**Problem to work on:**
Omit every picture and output the rest of the records exactly as they are.

● ● ● ●

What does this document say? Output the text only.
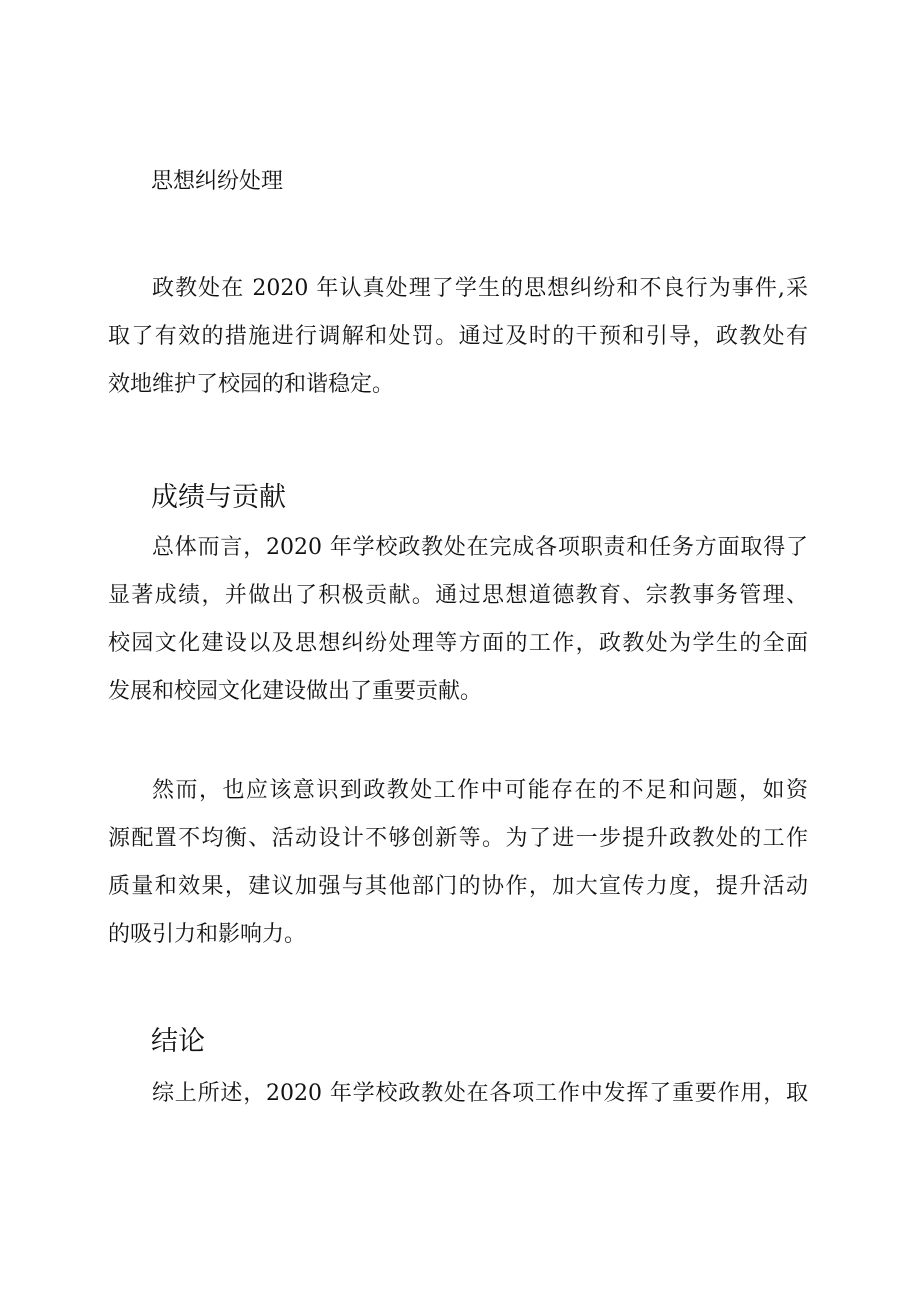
思想纠纷处理
政教处在 2020 年认真处理了学生的思想纠纷和不良行为事件,采
取了有效的措施进行调解和处罚。通过及时的干预和引导，政教处有
效地维护了校园的和谐稳定。
成绩与贡献
总体而言，2020 年学校政教处在完成各项职责和任务方面取得了
显著成绩，并做出了积极贡献。通过思想道德教育、宗教事务管理、
校园文化建设以及思想纠纷处理等方面的工作，政教处为学生的全面
发展和校园文化建设做出了重要贡献。
然而，也应该意识到政教处工作中可能存在的不足和问题，如资
源配置不均衡、活动设计不够创新等。为了进一步提升政教处的工作
质量和效果，建议加强与其他部门的协作，加大宣传力度，提升活动
的吸引力和影响力。
结论
综上所述，2020 年学校政教处在各项工作中发挥了重要作用，取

● ● ● ●

**Correct result:**
What does this document say? Output the text only.
思想纠纷处理
政教处在 2020 年认真处理了学生的思想纠纷和不良行为事件,采
取了有效的措施进行调解和处罚。通过及时的干预和引导，政教处有
效地维护了校园的和谐稳定。
成绩与贡献
总体而言，2020 年学校政教处在完成各项职责和任务方面取得了
显著成绩，并做出了积极贡献。通过思想道德教育、宗教事务管理、
校园文化建设以及思想纠纷处理等方面的工作，政教处为学生的全面
发展和校园文化建设做出了重要贡献。
然而，也应该意识到政教处工作中可能存在的不足和问题，如资
源配置不均衡、活动设计不够创新等。为了进一步提升政教处的工作
质量和效果，建议加强与其他部门的协作，加大宣传力度，提升活动
的吸引力和影响力。
结论
综上所述，2020 年学校政教处在各项工作中发挥了重要作用，取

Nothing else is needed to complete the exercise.